Work to do >> In the listing below, identify each line with the word "panel" and return those lines.

Supplied records >>
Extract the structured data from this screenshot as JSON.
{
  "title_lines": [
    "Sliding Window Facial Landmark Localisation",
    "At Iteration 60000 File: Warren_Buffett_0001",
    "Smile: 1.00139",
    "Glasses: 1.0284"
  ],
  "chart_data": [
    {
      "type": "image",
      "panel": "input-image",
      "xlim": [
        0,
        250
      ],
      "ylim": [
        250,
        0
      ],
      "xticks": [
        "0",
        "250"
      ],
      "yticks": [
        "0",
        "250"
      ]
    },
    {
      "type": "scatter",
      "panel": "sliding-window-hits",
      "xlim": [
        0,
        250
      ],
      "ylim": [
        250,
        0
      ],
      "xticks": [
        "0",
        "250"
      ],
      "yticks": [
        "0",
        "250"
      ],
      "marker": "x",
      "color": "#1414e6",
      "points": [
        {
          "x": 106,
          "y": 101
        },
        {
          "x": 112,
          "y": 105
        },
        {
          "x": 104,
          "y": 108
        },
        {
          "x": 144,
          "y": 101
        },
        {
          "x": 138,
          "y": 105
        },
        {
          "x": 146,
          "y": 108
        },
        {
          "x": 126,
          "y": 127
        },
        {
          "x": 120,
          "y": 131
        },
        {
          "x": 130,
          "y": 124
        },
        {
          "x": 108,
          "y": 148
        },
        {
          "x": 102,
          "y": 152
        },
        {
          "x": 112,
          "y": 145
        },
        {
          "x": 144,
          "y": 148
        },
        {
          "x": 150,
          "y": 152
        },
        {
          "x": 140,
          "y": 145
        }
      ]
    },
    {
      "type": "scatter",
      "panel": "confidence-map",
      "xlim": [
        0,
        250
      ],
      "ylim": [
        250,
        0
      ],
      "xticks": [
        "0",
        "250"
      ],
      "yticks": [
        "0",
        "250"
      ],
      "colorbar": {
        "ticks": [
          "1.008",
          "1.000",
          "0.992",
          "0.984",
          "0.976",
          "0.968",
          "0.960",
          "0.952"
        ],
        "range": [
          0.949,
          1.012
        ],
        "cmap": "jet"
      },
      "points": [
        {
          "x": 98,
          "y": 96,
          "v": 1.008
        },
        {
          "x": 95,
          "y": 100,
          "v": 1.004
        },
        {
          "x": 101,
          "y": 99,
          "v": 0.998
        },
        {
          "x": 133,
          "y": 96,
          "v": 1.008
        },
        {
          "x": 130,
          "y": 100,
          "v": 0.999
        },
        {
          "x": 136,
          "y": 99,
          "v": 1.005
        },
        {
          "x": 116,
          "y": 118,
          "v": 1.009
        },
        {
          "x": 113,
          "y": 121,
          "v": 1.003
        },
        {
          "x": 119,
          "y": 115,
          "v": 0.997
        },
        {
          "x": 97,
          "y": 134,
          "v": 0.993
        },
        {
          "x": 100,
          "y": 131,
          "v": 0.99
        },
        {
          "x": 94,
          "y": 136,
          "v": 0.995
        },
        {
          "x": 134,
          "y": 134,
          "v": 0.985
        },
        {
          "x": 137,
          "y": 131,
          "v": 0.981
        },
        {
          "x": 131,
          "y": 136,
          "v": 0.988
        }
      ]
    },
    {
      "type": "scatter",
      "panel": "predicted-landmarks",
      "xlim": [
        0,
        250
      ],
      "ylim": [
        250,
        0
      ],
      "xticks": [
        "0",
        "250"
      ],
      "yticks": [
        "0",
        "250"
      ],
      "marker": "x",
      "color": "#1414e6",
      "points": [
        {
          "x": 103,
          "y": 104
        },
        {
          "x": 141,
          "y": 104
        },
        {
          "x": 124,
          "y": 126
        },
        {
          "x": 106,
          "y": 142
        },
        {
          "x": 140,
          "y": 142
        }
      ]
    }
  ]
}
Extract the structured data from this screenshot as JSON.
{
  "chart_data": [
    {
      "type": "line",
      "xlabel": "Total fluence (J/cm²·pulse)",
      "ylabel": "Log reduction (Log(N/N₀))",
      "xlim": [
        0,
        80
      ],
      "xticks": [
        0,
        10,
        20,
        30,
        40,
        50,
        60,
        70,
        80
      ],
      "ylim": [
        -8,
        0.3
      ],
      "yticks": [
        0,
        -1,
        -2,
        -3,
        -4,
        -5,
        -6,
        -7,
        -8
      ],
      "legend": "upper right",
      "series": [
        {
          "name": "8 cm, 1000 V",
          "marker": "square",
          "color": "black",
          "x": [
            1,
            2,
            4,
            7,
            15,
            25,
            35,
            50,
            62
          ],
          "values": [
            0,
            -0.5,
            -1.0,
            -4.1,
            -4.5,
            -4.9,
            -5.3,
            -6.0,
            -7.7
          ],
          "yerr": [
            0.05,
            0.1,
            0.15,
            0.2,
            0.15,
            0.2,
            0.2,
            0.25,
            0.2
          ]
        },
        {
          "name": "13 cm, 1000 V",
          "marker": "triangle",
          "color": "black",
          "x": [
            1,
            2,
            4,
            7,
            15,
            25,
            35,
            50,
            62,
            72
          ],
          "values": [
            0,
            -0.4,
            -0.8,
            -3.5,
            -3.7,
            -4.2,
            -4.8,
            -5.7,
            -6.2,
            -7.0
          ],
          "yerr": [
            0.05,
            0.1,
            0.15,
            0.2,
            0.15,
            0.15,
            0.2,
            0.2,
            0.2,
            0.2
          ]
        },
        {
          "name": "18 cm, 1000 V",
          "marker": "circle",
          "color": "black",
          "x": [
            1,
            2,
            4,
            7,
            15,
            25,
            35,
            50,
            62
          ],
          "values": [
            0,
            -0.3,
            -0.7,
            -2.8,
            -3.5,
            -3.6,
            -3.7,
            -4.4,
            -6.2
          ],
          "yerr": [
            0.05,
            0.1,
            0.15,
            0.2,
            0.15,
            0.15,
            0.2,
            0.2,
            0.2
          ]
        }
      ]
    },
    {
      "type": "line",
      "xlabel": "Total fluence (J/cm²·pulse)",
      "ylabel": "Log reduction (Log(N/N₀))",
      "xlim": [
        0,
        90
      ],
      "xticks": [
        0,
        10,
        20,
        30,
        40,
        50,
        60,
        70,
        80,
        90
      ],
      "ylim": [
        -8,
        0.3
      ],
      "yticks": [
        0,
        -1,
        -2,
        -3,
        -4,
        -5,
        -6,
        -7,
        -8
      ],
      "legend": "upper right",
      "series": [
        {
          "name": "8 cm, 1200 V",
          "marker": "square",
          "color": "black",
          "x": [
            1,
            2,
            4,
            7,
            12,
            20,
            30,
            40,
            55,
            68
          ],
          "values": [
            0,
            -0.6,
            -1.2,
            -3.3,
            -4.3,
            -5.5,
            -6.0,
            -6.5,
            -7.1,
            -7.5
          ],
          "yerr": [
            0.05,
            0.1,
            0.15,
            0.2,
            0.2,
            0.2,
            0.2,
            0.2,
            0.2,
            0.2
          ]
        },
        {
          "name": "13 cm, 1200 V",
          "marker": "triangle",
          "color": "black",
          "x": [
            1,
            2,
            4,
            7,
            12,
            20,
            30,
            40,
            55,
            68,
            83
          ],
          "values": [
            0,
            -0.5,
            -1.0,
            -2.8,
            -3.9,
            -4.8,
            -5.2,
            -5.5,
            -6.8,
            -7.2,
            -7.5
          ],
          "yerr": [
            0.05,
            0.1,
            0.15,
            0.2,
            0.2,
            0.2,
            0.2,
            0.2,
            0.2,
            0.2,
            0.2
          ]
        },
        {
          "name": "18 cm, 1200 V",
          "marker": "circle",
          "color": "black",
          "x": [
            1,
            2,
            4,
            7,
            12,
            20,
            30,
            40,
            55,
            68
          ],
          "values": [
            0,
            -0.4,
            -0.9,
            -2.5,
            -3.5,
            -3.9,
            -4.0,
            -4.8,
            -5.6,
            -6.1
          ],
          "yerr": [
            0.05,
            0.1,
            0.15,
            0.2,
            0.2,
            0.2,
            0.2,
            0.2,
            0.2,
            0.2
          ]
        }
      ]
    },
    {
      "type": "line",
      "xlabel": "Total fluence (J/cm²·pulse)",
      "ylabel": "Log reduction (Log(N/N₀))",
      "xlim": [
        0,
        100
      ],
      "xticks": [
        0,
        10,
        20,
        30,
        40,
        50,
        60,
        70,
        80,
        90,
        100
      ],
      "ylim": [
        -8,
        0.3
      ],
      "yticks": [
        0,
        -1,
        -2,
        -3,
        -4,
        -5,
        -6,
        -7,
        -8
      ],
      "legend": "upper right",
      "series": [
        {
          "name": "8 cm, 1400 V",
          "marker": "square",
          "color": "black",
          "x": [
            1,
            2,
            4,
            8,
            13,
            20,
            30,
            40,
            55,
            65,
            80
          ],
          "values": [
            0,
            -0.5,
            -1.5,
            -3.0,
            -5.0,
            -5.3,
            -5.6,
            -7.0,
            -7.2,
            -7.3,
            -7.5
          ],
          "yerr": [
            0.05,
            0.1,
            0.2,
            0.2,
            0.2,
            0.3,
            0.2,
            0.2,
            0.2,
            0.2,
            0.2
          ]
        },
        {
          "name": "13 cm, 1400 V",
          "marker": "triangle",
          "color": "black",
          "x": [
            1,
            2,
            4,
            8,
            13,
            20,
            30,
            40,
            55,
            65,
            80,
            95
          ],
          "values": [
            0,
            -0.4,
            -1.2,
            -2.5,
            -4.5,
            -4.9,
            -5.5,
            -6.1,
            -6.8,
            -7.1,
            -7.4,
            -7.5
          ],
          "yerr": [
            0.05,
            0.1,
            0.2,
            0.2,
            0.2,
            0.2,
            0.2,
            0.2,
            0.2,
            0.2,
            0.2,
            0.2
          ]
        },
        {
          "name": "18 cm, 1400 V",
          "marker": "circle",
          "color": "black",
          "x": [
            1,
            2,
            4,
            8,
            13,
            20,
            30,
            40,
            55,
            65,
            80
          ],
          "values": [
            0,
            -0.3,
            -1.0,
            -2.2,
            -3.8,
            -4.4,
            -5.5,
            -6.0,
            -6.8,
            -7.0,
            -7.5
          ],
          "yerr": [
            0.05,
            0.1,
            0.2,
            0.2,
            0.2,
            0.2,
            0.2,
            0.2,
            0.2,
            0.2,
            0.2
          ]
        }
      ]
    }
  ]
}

Solved problem >>
      "panel": "input-image",
      "panel": "sliding-window-hits",
      "panel": "confidence-map",
      "panel": "predicted-landmarks",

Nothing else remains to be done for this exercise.